Exercise aim — Keep the pictures out of the copy and print all the entries below exactly.

Given records —
|---|

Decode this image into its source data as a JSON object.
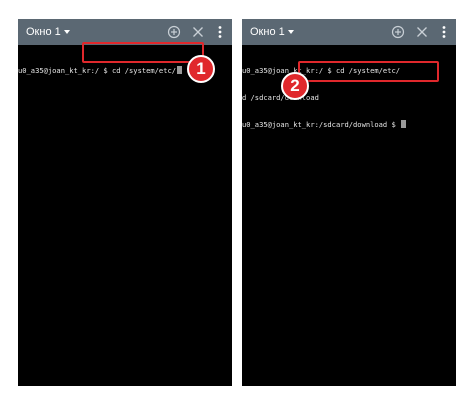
{
  "colors": {
    "titlebar": "#5b6873",
    "terminal_bg": "#000000",
    "terminal_text": "#e6e6e6",
    "highlight": "#e0282c"
  },
  "left": {
    "tab_title": "Окно 1",
    "icons": [
      "add-circle-icon",
      "close-icon",
      "more-vert-icon"
    ],
    "lines": [
      "u0_a35@joan_kt_kr:/ $ cd /system/etc/"
    ]
  },
  "right": {
    "tab_title": "Окно 1",
    "icons": [
      "add-circle-icon",
      "close-icon",
      "more-vert-icon"
    ],
    "lines": [
      "u0_a35@joan_kt_kr:/ $ cd /system/etc/",
      "d /sdcard/download",
      "u0_a35@joan_kt_kr:/sdcard/download $ "
    ]
  },
  "badges": [
    "1",
    "2"
  ]
}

|---|

Task answer —
Decode this image into its source data as a JSON object.
{
  "colors": {
    "titlebar": "#5b6873",
    "terminal_bg": "#000000",
    "terminal_text": "#e6e6e6",
    "highlight": "#e0282c"
  },
  "left": {
    "tab_title": "Окно 1",
    "icons": [
      "add-circle-icon",
      "close-icon",
      "more-vert-icon"
    ],
    "lines": [
      "u0_a35@joan_kt_kr:/ $ cd /system/etc/"
    ]
  },
  "right": {
    "tab_title": "Окно 1",
    "icons": [
      "add-circle-icon",
      "close-icon",
      "more-vert-icon"
    ],
    "lines": [
      "u0_a35@joan_kt_kr:/ $ cd /system/etc/",
      "d /sdcard/download",
      "u0_a35@joan_kt_kr:/sdcard/download $ "
    ]
  },
  "badges": [
    "1",
    "2"
  ]
}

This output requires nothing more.